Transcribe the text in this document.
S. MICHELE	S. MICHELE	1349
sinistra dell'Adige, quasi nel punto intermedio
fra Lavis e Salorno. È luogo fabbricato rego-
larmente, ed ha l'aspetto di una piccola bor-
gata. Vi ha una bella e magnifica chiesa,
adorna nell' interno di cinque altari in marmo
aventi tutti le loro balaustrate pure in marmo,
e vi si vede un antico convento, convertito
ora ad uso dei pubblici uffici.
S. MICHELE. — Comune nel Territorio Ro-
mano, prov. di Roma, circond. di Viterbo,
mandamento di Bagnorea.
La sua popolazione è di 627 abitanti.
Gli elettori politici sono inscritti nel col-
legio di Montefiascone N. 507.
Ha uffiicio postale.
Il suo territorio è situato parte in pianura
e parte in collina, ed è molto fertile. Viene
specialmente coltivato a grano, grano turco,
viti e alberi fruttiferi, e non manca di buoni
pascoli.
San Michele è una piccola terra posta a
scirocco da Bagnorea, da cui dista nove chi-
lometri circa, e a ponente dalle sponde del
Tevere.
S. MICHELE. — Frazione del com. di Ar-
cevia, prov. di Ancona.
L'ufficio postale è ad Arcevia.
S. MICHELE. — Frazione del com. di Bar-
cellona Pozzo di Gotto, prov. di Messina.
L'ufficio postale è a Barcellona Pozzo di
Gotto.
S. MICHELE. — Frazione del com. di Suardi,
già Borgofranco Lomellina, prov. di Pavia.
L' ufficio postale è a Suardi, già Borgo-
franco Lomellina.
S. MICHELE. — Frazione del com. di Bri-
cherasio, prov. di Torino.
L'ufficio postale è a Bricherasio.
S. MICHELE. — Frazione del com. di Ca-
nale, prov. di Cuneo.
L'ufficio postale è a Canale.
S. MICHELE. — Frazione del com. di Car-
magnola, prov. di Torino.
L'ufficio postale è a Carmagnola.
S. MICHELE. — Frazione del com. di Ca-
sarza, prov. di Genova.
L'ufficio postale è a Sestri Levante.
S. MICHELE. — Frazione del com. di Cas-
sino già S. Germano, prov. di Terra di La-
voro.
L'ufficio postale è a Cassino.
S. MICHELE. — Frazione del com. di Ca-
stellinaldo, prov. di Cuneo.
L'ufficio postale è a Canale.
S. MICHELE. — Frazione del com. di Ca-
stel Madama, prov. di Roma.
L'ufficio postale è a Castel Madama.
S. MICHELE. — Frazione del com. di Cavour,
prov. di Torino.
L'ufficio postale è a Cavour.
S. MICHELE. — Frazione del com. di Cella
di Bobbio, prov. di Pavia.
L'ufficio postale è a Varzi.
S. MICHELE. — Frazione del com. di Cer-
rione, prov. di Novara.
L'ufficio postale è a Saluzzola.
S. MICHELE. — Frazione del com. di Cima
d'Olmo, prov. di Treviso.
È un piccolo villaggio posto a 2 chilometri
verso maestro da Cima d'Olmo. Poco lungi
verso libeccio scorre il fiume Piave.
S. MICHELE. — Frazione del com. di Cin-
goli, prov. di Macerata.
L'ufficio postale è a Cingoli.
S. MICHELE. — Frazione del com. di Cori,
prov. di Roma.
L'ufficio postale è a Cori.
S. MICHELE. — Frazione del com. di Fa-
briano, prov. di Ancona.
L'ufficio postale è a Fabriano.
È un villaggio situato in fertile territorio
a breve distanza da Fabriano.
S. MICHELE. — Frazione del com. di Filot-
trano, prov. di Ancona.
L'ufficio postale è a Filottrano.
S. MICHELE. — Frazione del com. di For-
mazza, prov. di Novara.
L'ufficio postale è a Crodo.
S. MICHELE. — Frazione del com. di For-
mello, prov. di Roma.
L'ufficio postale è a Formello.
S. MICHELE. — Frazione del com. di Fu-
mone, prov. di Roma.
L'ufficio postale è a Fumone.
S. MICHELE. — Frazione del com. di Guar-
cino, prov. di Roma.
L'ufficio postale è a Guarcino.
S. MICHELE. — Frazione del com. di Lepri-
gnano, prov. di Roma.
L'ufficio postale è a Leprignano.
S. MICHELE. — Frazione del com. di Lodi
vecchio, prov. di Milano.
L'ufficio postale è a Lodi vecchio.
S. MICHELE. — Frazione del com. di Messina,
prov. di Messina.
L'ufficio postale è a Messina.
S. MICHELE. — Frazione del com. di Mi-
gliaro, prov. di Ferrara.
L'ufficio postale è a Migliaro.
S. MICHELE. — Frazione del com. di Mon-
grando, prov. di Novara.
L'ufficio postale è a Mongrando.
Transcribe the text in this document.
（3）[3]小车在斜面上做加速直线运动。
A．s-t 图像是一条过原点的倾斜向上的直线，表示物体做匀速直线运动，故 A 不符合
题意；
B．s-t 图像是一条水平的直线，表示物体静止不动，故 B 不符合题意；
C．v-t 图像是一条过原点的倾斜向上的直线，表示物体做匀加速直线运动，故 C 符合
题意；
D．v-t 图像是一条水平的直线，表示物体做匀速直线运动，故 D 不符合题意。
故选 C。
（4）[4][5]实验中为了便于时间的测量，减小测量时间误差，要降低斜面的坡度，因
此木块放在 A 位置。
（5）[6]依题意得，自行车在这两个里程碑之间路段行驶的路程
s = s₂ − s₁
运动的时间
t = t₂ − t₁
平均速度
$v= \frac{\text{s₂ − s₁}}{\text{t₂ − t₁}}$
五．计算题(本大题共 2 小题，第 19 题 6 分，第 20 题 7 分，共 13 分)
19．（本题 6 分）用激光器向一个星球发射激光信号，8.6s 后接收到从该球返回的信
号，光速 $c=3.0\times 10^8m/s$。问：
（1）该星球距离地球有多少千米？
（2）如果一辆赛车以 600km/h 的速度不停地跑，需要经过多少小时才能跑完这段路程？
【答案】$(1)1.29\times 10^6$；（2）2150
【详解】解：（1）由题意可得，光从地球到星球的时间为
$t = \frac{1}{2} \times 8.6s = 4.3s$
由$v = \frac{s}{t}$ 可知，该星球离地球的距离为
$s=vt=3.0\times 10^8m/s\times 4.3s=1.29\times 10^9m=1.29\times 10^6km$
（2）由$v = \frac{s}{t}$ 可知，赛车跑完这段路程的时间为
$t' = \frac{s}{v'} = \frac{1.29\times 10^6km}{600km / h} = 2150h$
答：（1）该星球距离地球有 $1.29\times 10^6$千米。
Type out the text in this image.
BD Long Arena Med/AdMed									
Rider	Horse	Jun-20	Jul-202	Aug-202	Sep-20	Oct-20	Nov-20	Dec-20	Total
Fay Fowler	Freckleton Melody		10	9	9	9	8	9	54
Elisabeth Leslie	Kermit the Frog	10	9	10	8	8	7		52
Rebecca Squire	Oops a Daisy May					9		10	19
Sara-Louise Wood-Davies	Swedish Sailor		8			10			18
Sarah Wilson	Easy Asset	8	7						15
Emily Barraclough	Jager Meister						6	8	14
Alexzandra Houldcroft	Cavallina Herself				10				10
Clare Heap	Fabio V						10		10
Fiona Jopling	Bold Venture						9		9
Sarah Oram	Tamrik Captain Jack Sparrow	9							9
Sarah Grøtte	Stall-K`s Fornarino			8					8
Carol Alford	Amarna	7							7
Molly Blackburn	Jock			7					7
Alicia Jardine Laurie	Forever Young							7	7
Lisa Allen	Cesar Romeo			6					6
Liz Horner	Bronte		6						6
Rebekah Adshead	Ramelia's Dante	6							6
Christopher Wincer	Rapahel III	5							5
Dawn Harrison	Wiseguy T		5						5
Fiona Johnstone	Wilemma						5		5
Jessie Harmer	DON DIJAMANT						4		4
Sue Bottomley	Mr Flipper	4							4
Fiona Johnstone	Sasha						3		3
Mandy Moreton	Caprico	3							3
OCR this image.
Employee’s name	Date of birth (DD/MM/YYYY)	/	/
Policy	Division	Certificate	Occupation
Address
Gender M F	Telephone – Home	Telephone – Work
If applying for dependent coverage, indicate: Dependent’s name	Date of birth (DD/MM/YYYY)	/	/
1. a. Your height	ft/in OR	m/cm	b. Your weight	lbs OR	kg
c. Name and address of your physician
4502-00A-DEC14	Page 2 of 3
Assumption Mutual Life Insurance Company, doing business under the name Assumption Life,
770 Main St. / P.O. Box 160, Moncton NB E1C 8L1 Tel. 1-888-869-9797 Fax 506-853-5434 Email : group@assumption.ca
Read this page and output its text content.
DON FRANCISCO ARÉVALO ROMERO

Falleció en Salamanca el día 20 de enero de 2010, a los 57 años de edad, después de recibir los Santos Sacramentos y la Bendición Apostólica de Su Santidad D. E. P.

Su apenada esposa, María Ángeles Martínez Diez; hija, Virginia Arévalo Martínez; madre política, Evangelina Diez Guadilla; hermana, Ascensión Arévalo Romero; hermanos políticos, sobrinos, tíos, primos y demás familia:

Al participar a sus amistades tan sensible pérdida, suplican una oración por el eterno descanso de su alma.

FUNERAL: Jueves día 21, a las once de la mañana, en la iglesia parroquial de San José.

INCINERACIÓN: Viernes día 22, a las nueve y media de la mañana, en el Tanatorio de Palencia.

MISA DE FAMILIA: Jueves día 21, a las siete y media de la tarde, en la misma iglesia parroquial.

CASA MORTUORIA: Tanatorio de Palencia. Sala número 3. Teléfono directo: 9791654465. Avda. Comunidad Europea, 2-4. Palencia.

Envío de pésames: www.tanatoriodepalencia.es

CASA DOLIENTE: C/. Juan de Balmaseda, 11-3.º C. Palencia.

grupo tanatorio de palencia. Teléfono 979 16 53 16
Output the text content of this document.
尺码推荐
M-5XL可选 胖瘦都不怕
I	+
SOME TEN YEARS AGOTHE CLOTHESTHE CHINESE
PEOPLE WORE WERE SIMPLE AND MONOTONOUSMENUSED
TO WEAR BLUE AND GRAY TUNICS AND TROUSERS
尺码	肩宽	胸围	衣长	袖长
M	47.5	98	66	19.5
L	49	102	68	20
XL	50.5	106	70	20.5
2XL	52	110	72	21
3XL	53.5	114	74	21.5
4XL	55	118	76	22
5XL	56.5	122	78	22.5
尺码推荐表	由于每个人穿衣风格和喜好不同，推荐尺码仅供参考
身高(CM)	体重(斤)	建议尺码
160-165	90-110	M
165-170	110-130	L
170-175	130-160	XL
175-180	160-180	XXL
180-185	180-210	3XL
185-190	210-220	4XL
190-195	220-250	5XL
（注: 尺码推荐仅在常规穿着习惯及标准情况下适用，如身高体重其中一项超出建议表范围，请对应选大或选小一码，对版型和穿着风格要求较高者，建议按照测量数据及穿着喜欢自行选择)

----------------

» **BRIEF**: From the data, list each line in which the string "Bagnorea" appears.

» **PROBLEM SOLUTION**:
mandamento di Bagnorea.
scirocco da Bagnorea, da cui dista nove chi-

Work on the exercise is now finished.